DIRECTION
Count how many lines contain the word "Power". Please give only the number.

PROVIDED RECORDS
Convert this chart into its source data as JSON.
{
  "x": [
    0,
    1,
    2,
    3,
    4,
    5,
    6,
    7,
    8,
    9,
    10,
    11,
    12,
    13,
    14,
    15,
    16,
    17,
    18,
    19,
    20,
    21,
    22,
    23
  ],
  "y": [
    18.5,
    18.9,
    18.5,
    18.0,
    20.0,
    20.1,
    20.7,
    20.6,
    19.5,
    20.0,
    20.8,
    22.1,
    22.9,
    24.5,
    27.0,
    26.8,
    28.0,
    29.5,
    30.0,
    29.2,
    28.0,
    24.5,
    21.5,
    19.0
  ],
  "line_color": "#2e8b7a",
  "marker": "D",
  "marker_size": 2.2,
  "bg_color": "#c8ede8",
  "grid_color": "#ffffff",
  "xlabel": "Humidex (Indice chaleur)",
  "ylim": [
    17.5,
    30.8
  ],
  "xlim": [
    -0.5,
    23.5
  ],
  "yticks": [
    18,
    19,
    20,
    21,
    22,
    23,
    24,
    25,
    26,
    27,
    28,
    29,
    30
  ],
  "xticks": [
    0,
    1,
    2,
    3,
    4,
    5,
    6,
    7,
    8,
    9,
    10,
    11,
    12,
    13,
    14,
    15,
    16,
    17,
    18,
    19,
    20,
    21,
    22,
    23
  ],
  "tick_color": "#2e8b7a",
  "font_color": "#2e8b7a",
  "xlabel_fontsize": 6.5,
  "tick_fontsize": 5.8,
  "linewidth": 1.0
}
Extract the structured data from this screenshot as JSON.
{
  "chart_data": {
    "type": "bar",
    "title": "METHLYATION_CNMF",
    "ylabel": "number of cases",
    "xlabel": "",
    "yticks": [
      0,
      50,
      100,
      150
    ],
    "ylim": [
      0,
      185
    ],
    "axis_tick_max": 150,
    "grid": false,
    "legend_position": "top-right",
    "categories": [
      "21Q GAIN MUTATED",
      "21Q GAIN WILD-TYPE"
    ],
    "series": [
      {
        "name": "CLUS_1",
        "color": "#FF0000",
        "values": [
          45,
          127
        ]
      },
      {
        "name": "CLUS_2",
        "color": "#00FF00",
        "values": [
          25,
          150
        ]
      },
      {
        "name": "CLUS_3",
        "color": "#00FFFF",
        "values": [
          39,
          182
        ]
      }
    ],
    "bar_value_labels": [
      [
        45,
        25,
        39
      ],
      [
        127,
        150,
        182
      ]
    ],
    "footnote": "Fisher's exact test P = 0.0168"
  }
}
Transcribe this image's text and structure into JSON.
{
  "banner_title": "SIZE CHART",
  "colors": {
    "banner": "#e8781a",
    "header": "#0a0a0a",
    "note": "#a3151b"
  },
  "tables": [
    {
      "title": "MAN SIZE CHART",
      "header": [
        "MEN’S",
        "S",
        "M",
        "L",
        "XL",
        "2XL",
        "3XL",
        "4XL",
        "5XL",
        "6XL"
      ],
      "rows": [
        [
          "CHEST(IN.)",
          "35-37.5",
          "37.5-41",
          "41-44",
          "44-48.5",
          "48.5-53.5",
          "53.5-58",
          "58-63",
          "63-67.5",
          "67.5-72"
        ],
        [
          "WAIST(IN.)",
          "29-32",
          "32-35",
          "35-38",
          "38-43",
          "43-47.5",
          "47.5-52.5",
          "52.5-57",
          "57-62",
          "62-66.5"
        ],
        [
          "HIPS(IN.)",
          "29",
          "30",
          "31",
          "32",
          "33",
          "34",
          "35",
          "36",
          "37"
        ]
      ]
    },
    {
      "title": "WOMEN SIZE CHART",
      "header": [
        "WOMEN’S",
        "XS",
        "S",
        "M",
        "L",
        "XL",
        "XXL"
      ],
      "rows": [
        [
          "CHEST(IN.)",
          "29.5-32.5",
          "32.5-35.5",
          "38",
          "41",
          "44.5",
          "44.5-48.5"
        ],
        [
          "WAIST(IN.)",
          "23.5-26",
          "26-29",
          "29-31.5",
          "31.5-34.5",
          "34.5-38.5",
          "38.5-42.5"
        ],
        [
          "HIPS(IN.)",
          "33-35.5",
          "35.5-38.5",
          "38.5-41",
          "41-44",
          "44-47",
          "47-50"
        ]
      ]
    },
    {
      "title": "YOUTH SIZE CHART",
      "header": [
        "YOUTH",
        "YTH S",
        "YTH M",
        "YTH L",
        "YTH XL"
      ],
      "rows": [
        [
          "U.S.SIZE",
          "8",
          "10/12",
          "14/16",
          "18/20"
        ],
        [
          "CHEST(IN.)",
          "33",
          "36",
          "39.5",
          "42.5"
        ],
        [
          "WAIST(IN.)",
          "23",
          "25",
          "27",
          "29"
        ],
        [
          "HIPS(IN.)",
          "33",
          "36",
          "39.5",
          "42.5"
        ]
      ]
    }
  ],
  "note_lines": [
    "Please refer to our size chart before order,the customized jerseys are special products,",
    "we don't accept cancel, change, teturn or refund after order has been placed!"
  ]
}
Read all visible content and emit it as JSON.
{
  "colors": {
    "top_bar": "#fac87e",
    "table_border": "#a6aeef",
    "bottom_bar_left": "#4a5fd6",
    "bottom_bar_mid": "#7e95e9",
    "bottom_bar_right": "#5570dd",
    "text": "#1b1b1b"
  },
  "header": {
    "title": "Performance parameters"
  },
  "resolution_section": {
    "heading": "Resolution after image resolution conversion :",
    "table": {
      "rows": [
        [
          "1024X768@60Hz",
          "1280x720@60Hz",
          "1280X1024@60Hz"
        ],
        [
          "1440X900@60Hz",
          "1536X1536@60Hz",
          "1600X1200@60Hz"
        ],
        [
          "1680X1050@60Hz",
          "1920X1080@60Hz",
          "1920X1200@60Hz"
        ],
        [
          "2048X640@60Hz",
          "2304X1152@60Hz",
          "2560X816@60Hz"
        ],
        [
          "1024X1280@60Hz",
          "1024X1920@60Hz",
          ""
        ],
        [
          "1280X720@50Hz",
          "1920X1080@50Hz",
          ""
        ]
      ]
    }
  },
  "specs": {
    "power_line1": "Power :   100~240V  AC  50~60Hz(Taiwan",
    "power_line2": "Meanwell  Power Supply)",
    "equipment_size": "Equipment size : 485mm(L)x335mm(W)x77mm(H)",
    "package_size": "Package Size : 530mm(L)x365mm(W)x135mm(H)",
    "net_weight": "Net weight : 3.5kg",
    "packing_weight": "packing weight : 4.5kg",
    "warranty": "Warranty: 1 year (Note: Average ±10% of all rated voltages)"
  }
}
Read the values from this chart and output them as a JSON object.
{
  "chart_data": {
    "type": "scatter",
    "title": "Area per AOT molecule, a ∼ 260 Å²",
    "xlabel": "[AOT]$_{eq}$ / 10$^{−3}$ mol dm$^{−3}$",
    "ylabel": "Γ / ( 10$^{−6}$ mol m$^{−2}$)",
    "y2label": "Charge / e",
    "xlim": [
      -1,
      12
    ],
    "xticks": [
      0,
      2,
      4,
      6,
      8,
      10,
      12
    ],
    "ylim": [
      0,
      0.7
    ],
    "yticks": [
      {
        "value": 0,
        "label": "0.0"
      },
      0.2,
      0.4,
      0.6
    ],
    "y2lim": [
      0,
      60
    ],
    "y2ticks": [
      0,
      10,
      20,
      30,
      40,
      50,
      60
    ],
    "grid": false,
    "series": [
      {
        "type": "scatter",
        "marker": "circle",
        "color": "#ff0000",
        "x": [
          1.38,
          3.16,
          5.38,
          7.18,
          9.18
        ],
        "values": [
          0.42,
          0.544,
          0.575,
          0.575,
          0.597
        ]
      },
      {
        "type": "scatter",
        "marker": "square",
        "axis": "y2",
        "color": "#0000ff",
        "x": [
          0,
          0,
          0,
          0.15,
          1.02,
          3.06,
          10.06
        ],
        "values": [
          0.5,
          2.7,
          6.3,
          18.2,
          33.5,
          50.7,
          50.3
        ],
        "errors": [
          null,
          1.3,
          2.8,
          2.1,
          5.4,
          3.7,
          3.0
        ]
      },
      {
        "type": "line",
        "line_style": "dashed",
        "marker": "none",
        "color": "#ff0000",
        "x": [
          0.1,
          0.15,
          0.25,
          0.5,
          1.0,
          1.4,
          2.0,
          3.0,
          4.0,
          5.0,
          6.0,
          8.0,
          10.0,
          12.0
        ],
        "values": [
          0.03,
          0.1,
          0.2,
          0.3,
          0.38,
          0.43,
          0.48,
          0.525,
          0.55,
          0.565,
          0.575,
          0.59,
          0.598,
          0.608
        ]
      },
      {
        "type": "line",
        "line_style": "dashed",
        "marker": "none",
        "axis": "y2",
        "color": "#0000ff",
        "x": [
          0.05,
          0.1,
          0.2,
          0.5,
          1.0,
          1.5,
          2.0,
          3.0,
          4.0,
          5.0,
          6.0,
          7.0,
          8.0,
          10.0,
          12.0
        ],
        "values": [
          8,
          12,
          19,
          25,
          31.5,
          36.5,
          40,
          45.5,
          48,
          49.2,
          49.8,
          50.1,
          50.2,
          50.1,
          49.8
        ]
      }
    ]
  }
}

RESULT
2